>> START THE DATA

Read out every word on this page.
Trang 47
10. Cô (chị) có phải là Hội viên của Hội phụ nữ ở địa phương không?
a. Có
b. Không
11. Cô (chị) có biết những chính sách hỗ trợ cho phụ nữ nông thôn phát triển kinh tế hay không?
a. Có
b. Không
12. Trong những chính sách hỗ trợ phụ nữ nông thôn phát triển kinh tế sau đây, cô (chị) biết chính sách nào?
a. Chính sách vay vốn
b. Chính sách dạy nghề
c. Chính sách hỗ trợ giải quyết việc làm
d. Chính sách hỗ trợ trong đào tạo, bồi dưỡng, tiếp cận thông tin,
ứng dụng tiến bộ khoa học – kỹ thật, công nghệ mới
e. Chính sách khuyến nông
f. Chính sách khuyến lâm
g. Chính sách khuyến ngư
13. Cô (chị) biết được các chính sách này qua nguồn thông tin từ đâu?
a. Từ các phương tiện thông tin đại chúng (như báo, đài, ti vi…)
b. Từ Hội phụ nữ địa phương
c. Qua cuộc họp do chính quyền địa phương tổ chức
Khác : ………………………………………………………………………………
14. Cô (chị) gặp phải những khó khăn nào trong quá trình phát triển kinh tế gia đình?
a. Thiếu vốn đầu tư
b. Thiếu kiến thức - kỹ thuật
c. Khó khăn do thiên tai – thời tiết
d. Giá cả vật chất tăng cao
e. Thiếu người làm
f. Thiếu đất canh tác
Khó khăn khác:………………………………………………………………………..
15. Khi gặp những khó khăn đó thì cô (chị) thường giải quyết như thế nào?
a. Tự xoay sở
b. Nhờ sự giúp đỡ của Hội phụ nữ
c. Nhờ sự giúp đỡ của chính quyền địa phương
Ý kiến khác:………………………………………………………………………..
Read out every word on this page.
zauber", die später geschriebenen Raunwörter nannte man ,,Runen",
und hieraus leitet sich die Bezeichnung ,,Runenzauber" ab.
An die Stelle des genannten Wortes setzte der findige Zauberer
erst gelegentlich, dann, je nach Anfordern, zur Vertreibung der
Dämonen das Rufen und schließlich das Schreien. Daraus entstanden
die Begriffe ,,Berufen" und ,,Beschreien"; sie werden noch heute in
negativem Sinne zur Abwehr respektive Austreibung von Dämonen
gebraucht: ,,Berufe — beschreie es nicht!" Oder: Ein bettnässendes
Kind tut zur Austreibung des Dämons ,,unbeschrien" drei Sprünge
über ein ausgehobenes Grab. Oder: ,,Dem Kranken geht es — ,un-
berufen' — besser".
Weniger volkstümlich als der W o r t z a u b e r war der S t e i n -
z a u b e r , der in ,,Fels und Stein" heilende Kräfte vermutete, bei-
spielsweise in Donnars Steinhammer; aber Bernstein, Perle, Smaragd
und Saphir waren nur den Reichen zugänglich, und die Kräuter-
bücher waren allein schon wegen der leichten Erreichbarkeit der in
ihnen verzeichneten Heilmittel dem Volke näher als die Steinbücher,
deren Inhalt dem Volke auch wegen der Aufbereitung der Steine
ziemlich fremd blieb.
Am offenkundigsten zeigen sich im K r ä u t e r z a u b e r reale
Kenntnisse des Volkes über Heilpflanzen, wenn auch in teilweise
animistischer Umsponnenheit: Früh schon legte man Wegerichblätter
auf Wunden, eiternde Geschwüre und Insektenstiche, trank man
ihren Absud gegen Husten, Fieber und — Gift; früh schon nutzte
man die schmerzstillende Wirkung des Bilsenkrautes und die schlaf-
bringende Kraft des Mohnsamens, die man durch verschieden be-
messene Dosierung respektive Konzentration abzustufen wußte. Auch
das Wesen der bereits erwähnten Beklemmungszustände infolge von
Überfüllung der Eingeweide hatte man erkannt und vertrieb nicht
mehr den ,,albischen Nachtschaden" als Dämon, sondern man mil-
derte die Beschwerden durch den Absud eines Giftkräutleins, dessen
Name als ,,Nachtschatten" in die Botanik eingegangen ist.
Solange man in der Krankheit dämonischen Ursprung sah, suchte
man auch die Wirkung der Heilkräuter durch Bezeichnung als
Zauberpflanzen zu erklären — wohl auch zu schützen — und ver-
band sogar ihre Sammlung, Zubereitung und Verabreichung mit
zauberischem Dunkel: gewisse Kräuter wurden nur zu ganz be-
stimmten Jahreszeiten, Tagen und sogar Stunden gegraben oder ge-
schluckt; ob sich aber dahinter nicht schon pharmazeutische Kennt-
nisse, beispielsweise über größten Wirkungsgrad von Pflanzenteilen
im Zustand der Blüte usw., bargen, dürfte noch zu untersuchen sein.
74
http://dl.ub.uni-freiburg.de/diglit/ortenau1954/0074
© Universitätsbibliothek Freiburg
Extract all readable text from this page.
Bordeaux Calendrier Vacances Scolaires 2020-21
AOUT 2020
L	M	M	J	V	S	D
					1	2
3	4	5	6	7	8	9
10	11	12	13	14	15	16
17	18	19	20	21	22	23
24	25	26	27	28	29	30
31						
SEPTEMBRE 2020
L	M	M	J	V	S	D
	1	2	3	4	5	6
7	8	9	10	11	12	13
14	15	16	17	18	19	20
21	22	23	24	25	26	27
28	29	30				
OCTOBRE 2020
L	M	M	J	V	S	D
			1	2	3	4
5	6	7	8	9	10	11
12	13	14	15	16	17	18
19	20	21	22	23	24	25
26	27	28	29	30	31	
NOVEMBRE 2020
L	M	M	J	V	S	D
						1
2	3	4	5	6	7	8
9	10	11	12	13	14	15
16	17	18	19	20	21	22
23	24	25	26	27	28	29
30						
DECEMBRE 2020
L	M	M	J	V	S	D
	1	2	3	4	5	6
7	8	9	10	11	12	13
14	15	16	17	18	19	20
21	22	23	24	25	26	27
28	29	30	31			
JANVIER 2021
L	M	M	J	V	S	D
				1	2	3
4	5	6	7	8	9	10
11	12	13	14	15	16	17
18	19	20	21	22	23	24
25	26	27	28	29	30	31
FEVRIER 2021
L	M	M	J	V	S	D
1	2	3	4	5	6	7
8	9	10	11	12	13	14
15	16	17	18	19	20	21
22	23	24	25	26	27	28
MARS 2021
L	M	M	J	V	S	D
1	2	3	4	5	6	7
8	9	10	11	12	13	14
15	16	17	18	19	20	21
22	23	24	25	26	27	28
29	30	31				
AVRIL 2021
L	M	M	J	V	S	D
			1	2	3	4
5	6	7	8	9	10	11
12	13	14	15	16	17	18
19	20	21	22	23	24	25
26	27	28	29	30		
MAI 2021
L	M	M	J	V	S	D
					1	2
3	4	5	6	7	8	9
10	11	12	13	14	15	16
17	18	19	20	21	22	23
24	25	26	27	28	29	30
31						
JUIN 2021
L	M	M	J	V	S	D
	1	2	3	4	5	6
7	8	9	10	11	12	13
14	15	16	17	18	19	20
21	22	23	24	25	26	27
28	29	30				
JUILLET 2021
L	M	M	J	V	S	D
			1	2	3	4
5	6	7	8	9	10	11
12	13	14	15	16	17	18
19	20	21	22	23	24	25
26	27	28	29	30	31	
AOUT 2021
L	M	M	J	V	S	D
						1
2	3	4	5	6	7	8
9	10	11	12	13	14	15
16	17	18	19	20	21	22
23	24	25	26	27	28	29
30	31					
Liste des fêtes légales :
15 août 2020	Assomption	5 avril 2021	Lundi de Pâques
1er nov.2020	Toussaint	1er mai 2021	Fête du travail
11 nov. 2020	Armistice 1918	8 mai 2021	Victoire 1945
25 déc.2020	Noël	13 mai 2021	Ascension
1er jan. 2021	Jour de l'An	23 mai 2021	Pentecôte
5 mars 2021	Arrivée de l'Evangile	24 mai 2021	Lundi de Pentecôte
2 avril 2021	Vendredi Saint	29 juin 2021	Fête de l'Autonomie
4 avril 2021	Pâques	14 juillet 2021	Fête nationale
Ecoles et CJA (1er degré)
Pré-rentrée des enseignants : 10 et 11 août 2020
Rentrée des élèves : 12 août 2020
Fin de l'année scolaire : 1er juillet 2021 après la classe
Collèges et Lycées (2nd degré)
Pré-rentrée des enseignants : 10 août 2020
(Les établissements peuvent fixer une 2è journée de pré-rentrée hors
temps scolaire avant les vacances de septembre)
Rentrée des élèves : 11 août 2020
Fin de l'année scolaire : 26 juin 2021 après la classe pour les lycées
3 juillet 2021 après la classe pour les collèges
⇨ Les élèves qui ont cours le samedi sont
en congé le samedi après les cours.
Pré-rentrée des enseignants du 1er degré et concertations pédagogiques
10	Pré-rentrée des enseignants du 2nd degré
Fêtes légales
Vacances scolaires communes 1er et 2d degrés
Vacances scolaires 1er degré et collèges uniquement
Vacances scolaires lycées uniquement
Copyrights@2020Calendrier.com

>> END THE DATA

DIRECTIVE: Return only the number of lines in the entries that contain the string "sogar".

RESPONSE TO THE TASK: 2